> _WHAT NEEDS TO BE DONE_
Locate the line containing "Extract all readable text from this page." in the material below; repeat it and every line after it, exactly as written.

■ ■ ■ ■ ■

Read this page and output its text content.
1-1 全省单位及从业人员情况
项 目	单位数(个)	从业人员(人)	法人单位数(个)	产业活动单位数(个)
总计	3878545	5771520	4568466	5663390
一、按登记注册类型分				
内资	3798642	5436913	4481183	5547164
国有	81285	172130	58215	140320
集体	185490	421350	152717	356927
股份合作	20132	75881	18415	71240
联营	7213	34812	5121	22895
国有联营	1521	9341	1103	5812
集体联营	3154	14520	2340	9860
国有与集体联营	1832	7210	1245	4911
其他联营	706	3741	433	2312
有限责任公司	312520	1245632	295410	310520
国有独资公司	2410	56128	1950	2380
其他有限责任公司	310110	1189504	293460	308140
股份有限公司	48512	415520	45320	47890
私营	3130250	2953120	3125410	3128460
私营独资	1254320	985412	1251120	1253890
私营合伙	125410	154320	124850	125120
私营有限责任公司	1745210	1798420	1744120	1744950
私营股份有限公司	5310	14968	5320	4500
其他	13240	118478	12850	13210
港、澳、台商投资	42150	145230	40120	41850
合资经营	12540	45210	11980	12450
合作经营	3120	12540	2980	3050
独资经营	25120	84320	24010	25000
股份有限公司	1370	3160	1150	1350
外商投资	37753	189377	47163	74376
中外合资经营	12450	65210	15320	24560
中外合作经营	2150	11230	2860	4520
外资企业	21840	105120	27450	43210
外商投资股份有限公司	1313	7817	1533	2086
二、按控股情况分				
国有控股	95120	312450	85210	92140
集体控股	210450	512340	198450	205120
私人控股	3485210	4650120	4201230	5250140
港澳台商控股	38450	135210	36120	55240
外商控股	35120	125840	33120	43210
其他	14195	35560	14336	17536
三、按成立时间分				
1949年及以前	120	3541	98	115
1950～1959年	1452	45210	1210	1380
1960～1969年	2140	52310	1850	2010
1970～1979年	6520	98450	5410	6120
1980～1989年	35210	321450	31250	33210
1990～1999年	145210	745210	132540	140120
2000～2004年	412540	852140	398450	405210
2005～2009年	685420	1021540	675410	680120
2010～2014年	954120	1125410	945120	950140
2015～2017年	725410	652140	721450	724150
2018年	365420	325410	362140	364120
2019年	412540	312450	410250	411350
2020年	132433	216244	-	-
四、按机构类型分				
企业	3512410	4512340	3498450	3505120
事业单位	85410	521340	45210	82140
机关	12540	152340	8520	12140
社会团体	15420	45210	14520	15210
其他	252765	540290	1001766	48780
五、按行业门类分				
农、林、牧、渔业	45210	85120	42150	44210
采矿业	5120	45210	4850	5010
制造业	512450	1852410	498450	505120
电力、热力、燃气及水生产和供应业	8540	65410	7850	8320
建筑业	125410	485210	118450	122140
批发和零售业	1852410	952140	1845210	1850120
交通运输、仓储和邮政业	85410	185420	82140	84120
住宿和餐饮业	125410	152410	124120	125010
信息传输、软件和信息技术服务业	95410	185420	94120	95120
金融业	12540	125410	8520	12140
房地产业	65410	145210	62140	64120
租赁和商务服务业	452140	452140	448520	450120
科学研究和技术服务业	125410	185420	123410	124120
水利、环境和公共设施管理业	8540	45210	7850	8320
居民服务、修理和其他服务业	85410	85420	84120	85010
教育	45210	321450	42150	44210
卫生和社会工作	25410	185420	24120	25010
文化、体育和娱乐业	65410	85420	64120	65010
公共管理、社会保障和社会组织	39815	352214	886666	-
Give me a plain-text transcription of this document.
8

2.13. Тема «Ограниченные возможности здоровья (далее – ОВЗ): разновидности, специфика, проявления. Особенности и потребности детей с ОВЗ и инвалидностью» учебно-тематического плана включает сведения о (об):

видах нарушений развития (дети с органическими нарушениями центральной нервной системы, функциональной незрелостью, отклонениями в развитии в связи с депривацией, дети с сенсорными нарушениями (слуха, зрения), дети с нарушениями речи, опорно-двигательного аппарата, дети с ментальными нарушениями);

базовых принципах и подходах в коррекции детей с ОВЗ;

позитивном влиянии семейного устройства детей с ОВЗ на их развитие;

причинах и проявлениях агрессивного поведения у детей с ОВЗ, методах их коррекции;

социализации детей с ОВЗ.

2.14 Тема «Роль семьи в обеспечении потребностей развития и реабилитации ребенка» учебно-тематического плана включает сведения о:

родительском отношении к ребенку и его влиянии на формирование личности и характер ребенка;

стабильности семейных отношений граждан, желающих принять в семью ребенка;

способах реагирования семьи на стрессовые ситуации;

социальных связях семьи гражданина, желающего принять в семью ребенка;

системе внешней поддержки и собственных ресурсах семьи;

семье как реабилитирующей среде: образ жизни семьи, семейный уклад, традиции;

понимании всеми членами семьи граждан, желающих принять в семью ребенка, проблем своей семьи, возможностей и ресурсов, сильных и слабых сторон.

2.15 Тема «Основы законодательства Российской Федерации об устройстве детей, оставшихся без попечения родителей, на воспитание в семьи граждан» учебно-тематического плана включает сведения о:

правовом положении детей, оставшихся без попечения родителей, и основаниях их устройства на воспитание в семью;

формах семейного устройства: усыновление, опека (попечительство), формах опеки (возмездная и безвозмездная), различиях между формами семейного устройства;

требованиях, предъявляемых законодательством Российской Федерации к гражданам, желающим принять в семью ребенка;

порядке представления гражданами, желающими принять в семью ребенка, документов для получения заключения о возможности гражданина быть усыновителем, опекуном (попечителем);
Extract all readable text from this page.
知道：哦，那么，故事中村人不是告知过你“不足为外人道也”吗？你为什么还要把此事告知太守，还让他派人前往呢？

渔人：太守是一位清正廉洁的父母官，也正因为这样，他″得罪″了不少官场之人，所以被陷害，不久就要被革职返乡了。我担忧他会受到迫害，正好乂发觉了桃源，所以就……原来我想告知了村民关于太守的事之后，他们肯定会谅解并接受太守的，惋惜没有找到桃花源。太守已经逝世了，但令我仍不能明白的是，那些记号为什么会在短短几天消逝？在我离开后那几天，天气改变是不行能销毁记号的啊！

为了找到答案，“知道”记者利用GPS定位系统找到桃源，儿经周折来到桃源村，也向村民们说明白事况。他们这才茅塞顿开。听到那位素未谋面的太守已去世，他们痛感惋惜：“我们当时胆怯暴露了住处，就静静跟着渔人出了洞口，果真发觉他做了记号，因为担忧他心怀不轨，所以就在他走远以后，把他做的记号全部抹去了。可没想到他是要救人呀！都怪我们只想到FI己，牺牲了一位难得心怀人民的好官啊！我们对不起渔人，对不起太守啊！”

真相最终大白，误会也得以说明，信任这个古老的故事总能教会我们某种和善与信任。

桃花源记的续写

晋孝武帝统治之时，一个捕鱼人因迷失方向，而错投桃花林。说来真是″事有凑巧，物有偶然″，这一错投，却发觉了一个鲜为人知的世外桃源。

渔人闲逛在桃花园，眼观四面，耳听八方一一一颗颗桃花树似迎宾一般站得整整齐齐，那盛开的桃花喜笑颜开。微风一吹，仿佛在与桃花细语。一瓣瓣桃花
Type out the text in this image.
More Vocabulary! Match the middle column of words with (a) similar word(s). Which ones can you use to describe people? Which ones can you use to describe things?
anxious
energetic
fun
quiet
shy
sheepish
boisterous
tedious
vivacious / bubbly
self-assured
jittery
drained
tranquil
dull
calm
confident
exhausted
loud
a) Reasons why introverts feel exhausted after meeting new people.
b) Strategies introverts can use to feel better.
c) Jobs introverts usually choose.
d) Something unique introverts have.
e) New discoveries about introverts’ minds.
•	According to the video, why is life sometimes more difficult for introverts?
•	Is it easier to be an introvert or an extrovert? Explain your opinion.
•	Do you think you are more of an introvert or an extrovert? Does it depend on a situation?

■ ■ ■ ■ ■

> _FULL SOLUTION_
Extract all readable text from this page.
知道：哦，那么，故事中村人不是告知过你“不足为外人道也”吗？你为什么还要把此事告知太守，还让他派人前往呢？

渔人：太守是一位清正廉洁的父母官，也正因为这样，他″得罪″了不少官场之人，所以被陷害，不久就要被革职返乡了。我担忧他会受到迫害，正好乂发觉了桃源，所以就……原来我想告知了村民关于太守的事之后，他们肯定会谅解并接受太守的，惋惜没有找到桃花源。太守已经逝世了，但令我仍不能明白的是，那些记号为什么会在短短几天消逝？在我离开后那几天，天气改变是不行能销毁记号的啊！

为了找到答案，“知道”记者利用GPS定位系统找到桃源，儿经周折来到桃源村，也向村民们说明白事况。他们这才茅塞顿开。听到那位素未谋面的太守已去世，他们痛感惋惜：“我们当时胆怯暴露了住处，就静静跟着渔人出了洞口，果真发觉他做了记号，因为担忧他心怀不轨，所以就在他走远以后，把他做的记号全部抹去了。可没想到他是要救人呀！都怪我们只想到FI己，牺牲了一位难得心怀人民的好官啊！我们对不起渔人，对不起太守啊！”

真相最终大白，误会也得以说明，信任这个古老的故事总能教会我们某种和善与信任。

桃花源记的续写

晋孝武帝统治之时，一个捕鱼人因迷失方向，而错投桃花林。说来真是″事有凑巧，物有偶然″，这一错投，却发觉了一个鲜为人知的世外桃源。

渔人闲逛在桃花园，眼观四面，耳听八方一一一颗颗桃花树似迎宾一般站得整整齐齐，那盛开的桃花喜笑颜开。微风一吹，仿佛在与桃花细语。一瓣瓣桃花
Type out the text in this image.
More Vocabulary! Match the middle column of words with (a) similar word(s). Which ones can you use to describe people? Which ones can you use to describe things?
anxious
energetic
fun
quiet
shy
sheepish
boisterous
tedious
vivacious / bubbly
self-assured
jittery
drained
tranquil
dull
calm
confident
exhausted
loud
a) Reasons why introverts feel exhausted after meeting new people.
b) Strategies introverts can use to feel better.
c) Jobs introverts usually choose.
d) Something unique introverts have.
e) New discoveries about introverts’ minds.
•	According to the video, why is life sometimes more difficult for introverts?
•	Is it easier to be an introvert or an extrovert? Explain your opinion.
•	Do you think you are more of an introvert or an extrovert? Does it depend on a situation?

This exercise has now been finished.